[WORK INSTRUCTIONS]
Present each line of the entries below that holds the word "JSON".

Stored data

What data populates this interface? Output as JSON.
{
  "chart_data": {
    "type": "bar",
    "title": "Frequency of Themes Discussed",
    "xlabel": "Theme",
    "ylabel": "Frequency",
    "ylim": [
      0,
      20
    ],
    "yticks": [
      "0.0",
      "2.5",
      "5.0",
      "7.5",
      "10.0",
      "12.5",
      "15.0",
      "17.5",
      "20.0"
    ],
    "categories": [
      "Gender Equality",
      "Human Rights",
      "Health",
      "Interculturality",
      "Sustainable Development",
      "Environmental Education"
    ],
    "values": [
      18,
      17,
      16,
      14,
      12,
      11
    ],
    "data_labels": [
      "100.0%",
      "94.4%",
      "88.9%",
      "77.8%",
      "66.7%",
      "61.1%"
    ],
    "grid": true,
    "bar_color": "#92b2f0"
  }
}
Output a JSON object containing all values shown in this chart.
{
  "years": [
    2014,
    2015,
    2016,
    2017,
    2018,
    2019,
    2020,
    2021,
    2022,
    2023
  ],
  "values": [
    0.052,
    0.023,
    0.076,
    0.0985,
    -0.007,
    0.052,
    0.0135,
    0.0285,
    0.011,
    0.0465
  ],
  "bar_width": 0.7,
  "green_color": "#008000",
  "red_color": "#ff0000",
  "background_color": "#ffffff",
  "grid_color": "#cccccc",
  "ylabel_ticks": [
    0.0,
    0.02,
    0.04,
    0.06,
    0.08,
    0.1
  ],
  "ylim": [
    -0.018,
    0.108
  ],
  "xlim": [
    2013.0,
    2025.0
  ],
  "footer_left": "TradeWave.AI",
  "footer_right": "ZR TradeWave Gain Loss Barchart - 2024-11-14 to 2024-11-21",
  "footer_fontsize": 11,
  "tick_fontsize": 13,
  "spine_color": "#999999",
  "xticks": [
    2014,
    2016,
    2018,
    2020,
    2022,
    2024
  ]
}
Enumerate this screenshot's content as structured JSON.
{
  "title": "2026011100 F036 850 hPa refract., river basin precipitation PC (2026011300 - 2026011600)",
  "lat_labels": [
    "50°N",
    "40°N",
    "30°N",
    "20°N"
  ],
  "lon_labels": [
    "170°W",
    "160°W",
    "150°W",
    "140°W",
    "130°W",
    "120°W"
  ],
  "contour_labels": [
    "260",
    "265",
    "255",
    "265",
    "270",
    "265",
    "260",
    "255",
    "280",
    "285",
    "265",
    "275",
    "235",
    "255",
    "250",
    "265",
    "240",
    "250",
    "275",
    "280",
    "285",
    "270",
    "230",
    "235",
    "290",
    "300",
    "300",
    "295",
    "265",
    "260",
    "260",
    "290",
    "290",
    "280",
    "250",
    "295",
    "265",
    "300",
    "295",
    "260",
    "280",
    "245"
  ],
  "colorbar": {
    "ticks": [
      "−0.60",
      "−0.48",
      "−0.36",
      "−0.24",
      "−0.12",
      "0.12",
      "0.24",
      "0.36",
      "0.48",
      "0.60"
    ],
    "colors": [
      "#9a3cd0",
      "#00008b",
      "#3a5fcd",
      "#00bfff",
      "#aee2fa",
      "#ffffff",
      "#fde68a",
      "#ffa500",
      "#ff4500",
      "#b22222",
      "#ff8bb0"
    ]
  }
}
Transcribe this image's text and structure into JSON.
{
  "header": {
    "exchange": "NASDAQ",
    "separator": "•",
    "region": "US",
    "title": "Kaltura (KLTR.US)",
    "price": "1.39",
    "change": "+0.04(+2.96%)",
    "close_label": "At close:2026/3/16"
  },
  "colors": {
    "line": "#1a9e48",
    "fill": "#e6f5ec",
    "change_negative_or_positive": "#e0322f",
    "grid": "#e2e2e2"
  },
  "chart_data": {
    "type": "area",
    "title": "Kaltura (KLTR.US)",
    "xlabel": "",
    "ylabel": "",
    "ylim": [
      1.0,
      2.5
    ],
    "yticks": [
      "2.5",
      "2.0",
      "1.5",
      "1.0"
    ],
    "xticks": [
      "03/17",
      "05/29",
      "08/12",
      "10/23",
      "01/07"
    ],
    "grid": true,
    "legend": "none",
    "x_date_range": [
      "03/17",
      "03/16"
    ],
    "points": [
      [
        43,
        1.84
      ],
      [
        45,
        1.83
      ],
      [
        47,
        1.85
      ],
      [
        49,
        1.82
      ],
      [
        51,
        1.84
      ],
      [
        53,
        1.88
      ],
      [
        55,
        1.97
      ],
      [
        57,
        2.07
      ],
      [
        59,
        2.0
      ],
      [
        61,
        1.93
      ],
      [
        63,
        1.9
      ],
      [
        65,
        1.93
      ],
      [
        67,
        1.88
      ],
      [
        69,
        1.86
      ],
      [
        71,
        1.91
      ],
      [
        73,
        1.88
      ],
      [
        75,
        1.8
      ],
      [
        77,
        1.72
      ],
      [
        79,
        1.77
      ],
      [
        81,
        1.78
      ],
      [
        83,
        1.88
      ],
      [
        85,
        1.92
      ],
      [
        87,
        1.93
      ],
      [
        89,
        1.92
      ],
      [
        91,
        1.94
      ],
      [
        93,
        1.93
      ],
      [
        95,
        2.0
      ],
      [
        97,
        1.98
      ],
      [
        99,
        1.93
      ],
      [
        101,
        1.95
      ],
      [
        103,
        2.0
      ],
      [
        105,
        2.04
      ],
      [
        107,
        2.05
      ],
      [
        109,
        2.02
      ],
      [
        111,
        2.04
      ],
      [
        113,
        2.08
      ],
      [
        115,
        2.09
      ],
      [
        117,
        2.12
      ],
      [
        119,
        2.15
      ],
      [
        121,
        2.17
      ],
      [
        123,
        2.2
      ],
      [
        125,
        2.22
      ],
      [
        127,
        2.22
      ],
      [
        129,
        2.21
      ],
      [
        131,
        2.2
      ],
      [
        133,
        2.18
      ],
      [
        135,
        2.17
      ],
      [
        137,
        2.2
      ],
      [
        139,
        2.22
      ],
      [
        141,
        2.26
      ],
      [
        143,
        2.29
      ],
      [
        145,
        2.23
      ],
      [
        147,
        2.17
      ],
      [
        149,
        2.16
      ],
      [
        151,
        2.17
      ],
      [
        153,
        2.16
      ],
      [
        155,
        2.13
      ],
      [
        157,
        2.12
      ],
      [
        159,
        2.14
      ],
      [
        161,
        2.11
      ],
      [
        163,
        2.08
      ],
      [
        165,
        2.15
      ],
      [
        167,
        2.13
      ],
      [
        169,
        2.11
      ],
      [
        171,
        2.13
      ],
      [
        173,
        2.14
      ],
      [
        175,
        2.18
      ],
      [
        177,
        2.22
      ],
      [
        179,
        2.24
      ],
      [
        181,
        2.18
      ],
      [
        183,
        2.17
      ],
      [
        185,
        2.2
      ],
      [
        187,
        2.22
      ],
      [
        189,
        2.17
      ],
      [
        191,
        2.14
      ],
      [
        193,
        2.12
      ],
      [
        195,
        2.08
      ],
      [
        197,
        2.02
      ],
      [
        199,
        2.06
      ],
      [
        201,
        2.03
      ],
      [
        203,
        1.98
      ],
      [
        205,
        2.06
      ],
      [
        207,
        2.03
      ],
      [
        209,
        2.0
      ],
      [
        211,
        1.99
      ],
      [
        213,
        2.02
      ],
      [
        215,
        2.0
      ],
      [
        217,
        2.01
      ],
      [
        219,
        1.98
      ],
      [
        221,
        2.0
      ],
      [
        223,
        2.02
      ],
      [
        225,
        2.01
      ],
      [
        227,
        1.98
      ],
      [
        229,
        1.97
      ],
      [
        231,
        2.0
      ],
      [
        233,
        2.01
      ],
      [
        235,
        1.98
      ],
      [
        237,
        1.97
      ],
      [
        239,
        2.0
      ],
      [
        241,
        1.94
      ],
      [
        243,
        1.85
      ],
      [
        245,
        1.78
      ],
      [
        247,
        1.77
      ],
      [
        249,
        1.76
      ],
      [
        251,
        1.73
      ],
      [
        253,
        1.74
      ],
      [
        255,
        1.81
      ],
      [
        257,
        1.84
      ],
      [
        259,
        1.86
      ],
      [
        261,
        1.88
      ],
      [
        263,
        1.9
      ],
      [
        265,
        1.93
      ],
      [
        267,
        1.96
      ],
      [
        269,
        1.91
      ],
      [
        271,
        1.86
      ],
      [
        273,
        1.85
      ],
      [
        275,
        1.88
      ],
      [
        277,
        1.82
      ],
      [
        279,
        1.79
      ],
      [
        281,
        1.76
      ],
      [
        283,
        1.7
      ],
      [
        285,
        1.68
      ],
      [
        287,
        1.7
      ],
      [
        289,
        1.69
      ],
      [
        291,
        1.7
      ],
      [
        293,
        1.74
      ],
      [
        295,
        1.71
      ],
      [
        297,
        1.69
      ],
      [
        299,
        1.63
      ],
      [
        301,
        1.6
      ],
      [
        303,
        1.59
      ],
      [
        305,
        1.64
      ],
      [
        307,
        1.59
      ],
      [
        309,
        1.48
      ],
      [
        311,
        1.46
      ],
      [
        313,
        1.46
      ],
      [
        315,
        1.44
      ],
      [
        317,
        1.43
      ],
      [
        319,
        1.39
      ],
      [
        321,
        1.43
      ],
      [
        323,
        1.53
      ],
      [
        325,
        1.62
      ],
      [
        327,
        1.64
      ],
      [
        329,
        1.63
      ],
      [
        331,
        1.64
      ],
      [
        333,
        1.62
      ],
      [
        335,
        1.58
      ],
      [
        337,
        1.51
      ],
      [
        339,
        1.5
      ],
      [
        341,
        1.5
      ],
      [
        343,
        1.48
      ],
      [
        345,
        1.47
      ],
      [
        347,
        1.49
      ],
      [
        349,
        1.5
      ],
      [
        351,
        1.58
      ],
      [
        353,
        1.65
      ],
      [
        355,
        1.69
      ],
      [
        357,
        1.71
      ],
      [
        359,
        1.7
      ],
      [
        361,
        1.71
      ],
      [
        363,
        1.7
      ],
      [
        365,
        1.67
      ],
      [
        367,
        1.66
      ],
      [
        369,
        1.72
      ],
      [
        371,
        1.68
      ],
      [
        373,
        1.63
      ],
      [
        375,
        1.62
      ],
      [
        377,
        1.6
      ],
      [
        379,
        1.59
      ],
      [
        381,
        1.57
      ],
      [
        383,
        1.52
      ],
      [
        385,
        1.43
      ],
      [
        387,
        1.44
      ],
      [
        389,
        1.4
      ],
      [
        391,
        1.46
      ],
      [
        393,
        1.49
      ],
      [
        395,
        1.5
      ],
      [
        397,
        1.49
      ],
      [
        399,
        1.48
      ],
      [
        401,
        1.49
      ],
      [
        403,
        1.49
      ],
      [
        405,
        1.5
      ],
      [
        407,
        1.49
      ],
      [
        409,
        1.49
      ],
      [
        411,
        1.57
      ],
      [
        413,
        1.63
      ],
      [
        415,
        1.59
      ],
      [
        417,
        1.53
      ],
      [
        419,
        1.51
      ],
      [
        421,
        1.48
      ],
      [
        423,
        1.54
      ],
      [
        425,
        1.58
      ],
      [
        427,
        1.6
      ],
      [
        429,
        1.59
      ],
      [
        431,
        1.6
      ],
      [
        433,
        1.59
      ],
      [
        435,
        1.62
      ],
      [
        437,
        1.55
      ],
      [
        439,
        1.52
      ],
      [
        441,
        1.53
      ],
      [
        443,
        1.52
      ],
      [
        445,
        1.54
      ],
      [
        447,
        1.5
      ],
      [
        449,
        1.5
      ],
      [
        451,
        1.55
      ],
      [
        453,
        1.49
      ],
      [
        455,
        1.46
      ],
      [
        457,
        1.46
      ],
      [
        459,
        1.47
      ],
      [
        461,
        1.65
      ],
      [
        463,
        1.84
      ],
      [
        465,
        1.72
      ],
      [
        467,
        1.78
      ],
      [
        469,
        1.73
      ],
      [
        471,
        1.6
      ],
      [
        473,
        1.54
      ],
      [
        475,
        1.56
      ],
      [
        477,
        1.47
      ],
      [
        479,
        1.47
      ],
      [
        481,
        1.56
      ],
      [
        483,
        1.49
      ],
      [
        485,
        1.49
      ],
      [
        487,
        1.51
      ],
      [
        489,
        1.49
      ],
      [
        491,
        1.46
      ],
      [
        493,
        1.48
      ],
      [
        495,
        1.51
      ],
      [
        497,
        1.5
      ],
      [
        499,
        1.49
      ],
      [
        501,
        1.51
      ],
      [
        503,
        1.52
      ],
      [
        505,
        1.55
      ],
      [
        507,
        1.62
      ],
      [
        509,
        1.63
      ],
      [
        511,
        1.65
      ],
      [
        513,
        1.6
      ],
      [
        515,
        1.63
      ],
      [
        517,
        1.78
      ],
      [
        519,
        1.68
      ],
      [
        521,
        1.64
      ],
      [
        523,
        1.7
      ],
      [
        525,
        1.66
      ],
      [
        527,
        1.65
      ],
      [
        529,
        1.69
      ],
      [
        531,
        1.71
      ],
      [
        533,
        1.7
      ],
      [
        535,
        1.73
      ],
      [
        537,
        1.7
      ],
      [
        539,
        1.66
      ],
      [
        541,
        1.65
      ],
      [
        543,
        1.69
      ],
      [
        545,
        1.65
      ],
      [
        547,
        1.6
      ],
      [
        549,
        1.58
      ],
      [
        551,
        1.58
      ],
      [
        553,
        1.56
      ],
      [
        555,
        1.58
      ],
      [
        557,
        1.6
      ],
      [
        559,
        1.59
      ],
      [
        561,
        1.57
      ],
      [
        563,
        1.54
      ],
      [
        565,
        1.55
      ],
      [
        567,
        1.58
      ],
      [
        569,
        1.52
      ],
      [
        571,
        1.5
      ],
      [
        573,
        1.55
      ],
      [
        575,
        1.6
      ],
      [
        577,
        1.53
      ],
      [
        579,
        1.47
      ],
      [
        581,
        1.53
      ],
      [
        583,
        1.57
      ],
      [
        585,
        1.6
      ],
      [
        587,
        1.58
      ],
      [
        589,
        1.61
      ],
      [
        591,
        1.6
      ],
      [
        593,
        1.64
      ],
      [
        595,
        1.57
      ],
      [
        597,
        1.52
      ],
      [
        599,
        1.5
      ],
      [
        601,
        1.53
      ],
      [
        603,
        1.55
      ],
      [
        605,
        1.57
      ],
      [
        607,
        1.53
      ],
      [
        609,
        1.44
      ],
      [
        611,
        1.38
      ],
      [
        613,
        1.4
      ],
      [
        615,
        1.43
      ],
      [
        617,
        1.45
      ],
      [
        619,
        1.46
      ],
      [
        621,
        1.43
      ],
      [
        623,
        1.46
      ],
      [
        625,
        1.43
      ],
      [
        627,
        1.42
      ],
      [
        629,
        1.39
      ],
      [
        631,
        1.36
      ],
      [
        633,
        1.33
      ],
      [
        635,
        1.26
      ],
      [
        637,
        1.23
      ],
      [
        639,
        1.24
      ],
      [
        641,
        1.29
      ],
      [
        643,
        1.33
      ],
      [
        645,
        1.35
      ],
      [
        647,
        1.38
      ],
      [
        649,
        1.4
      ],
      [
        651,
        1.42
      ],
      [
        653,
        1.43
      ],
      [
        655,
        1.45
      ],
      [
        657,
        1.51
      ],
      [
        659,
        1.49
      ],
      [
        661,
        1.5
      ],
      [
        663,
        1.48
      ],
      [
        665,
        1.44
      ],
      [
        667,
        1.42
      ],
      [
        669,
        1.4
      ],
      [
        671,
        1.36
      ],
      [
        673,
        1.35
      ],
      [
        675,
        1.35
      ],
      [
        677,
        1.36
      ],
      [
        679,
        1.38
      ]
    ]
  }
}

[SOLUTION]
What data populates this interface? Output as JSON.
Output a JSON object containing all values shown in this chart.
Enumerate this screenshot's content as structured JSON.
Transcribe this image's text and structure into JSON.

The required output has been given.